▶ [INSTRUCTION]:
Output each line of the material exactly as it stands.

— start —

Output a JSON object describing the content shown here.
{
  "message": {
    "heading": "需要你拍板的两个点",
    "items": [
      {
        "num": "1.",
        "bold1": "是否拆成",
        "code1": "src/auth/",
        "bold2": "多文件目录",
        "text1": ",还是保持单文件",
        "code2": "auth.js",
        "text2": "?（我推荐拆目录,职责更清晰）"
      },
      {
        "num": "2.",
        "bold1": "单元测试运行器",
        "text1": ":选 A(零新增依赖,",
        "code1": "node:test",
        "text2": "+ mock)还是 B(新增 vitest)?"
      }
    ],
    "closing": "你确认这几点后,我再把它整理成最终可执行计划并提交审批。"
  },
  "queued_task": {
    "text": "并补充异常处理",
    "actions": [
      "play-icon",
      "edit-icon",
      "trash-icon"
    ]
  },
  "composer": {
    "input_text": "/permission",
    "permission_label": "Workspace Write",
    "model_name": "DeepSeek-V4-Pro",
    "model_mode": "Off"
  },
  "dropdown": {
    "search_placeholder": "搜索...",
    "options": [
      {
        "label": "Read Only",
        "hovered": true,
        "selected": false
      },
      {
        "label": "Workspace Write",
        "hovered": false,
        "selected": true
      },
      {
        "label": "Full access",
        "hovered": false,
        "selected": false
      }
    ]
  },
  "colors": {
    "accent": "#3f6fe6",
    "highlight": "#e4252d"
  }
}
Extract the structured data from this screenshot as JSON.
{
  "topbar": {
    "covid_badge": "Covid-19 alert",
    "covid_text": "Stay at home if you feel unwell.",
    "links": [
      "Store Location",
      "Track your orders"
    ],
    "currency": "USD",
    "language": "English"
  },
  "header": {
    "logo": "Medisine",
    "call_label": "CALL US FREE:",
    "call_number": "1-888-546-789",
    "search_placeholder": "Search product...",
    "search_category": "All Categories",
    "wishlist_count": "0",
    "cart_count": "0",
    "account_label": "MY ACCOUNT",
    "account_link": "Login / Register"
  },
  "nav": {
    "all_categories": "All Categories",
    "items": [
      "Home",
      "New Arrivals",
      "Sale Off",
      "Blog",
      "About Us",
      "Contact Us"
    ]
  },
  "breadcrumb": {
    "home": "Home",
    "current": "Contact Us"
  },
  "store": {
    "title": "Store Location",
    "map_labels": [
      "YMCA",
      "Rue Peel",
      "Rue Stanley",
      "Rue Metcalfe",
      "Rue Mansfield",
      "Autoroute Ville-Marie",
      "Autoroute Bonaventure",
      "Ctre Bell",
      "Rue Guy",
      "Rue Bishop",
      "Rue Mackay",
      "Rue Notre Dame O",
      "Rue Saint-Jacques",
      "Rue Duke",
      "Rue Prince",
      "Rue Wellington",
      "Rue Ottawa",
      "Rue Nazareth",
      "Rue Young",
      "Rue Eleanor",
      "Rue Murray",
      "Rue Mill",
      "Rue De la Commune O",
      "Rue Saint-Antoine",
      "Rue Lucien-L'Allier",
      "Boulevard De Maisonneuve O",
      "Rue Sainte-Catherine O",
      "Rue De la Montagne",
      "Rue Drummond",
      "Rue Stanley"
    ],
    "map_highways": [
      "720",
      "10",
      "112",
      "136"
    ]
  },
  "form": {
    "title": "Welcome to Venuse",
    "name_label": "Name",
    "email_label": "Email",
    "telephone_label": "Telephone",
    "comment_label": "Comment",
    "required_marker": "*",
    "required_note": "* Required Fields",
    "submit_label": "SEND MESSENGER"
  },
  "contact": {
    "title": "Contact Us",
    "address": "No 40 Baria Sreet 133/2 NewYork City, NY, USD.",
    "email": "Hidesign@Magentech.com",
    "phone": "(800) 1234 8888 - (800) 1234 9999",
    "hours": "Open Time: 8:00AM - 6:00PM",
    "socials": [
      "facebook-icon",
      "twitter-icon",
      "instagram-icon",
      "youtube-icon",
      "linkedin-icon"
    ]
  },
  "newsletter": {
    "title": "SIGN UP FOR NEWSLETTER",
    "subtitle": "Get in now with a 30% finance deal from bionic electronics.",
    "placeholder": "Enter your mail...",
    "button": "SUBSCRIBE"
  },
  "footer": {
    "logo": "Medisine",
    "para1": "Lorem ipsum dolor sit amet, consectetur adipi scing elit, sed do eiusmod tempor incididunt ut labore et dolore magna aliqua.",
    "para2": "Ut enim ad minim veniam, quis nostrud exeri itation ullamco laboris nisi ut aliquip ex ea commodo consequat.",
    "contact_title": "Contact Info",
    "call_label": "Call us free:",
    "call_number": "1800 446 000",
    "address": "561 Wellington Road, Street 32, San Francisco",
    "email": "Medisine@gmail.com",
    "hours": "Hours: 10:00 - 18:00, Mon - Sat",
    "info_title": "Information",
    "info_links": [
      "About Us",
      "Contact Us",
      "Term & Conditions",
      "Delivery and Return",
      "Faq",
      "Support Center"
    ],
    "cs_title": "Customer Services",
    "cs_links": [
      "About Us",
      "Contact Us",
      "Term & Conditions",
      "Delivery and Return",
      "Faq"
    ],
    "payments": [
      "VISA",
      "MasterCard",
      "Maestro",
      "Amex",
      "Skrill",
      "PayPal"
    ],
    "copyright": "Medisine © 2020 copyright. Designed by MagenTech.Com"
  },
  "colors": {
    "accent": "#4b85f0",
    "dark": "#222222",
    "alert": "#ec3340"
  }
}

— end —

▶ [COMPLETE ANSWER]:
Output a JSON object describing the content shown here.
{
  "message": {
    "heading": "需要你拍板的两个点",
    "items": [
      {
        "num": "1.",
        "bold1": "是否拆成",
        "code1": "src/auth/",
        "bold2": "多文件目录",
        "text1": ",还是保持单文件",
        "code2": "auth.js",
        "text2": "?（我推荐拆目录,职责更清晰）"
      },
      {
        "num": "2.",
        "bold1": "单元测试运行器",
        "text1": ":选 A(零新增依赖,",
        "code1": "node:test",
        "text2": "+ mock)还是 B(新增 vitest)?"
      }
    ],
    "closing": "你确认这几点后,我再把它整理成最终可执行计划并提交审批。"
  },
  "queued_task": {
    "text": "并补充异常处理",
    "actions": [
      "play-icon",
      "edit-icon",
      "trash-icon"
    ]
  },
  "composer": {
    "input_text": "/permission",
    "permission_label": "Workspace Write",
    "model_name": "DeepSeek-V4-Pro",
    "model_mode": "Off"
  },
  "dropdown": {
    "search_placeholder": "搜索...",
    "options": [
      {
        "label": "Read Only",
        "hovered": true,
        "selected": false
      },
      {
        "label": "Workspace Write",
        "hovered": false,
        "selected": true
      },
      {
        "label": "Full access",
        "hovered": false,
        "selected": false
      }
    ]
  },
  "colors": {
    "accent": "#3f6fe6",
    "highlight": "#e4252d"
  }
}
Extract the structured data from this screenshot as JSON.
{
  "topbar": {
    "covid_badge": "Covid-19 alert",
    "covid_text": "Stay at home if you feel unwell.",
    "links": [
      "Store Location",
      "Track your orders"
    ],
    "currency": "USD",
    "language": "English"
  },
  "header": {
    "logo": "Medisine",
    "call_label": "CALL US FREE:",
    "call_number": "1-888-546-789",
    "search_placeholder": "Search product...",
    "search_category": "All Categories",
    "wishlist_count": "0",
    "cart_count": "0",
    "account_label": "MY ACCOUNT",
    "account_link": "Login / Register"
  },
  "nav": {
    "all_categories": "All Categories",
    "items": [
      "Home",
      "New Arrivals",
      "Sale Off",
      "Blog",
      "About Us",
      "Contact Us"
    ]
  },
  "breadcrumb": {
    "home": "Home",
    "current": "Contact Us"
  },
  "store": {
    "title": "Store Location",
    "map_labels": [
      "YMCA",
      "Rue Peel",
      "Rue Stanley",
      "Rue Metcalfe",
      "Rue Mansfield",
      "Autoroute Ville-Marie",
      "Autoroute Bonaventure",
      "Ctre Bell",
      "Rue Guy",
      "Rue Bishop",
      "Rue Mackay",
      "Rue Notre Dame O",
      "Rue Saint-Jacques",
      "Rue Duke",
      "Rue Prince",
      "Rue Wellington",
      "Rue Ottawa",
      "Rue Nazareth",
      "Rue Young",
      "Rue Eleanor",
      "Rue Murray",
      "Rue Mill",
      "Rue De la Commune O",
      "Rue Saint-Antoine",
      "Rue Lucien-L'Allier",
      "Boulevard De Maisonneuve O",
      "Rue Sainte-Catherine O",
      "Rue De la Montagne",
      "Rue Drummond",
      "Rue Stanley"
    ],
    "map_highways": [
      "720",
      "10",
      "112",
      "136"
    ]
  },
  "form": {
    "title": "Welcome to Venuse",
    "name_label": "Name",
    "email_label": "Email",
    "telephone_label": "Telephone",
    "comment_label": "Comment",
    "required_marker": "*",
    "required_note": "* Required Fields",
    "submit_label": "SEND MESSENGER"
  },
  "contact": {
    "title": "Contact Us",
    "address": "No 40 Baria Sreet 133/2 NewYork City, NY, USD.",
    "email": "Hidesign@Magentech.com",
    "phone": "(800) 1234 8888 - (800) 1234 9999",
    "hours": "Open Time: 8:00AM - 6:00PM",
    "socials": [
      "facebook-icon",
      "twitter-icon",
      "instagram-icon",
      "youtube-icon",
      "linkedin-icon"
    ]
  },
  "newsletter": {
    "title": "SIGN UP FOR NEWSLETTER",
    "subtitle": "Get in now with a 30% finance deal from bionic electronics.",
    "placeholder": "Enter your mail...",
    "button": "SUBSCRIBE"
  },
  "footer": {
    "logo": "Medisine",
    "para1": "Lorem ipsum dolor sit amet, consectetur adipi scing elit, sed do eiusmod tempor incididunt ut labore et dolore magna aliqua.",
    "para2": "Ut enim ad minim veniam, quis nostrud exeri itation ullamco laboris nisi ut aliquip ex ea commodo consequat.",
    "contact_title": "Contact Info",
    "call_label": "Call us free:",
    "call_number": "1800 446 000",
    "address": "561 Wellington Road, Street 32, San Francisco",
    "email": "Medisine@gmail.com",
    "hours": "Hours: 10:00 - 18:00, Mon - Sat",
    "info_title": "Information",
    "info_links": [
      "About Us",
      "Contact Us",
      "Term & Conditions",
      "Delivery and Return",
      "Faq",
      "Support Center"
    ],
    "cs_title": "Customer Services",
    "cs_links": [
      "About Us",
      "Contact Us",
      "Term & Conditions",
      "Delivery and Return",
      "Faq"
    ],
    "payments": [
      "VISA",
      "MasterCard",
      "Maestro",
      "Amex",
      "Skrill",
      "PayPal"
    ],
    "copyright": "Medisine © 2020 copyright. Designed by MagenTech.Com"
  },
  "colors": {
    "accent": "#4b85f0",
    "dark": "#222222",
    "alert": "#ec3340"
  }
}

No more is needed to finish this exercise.